▶ Prompt
All of the data should be output character for character, except the pictures.

----------

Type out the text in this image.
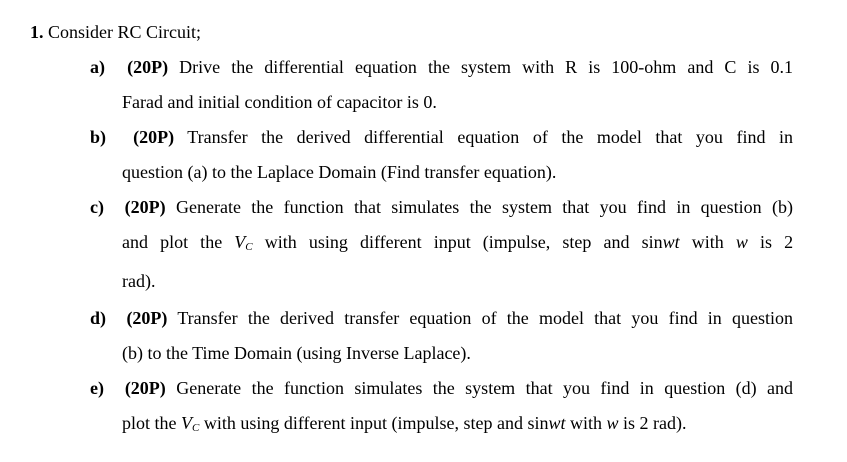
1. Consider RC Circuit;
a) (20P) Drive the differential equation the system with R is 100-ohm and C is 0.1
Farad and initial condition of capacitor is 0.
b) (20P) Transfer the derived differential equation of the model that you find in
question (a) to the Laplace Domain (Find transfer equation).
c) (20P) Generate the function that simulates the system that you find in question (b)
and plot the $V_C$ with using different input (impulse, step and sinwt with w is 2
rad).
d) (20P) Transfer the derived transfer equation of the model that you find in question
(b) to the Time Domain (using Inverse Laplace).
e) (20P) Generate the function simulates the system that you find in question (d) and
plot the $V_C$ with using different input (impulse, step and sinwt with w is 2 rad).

----------

▶ Answer
Type out the text in this image.
1. Consider RC Circuit;
a) (20P) Drive the differential equation the system with R is 100-ohm and C is 0.1
Farad and initial condition of capacitor is 0.
b) (20P) Transfer the derived differential equation of the model that you find in
question (a) to the Laplace Domain (Find transfer equation).
c) (20P) Generate the function that simulates the system that you find in question (b)
and plot the $V_C$ with using different input (impulse, step and sinwt with w is 2
rad).
d) (20P) Transfer the derived transfer equation of the model that you find in question
(b) to the Time Domain (using Inverse Laplace).
e) (20P) Generate the function simulates the system that you find in question (d) and
plot the $V_C$ with using different input (impulse, step and sinwt with w is 2 rad).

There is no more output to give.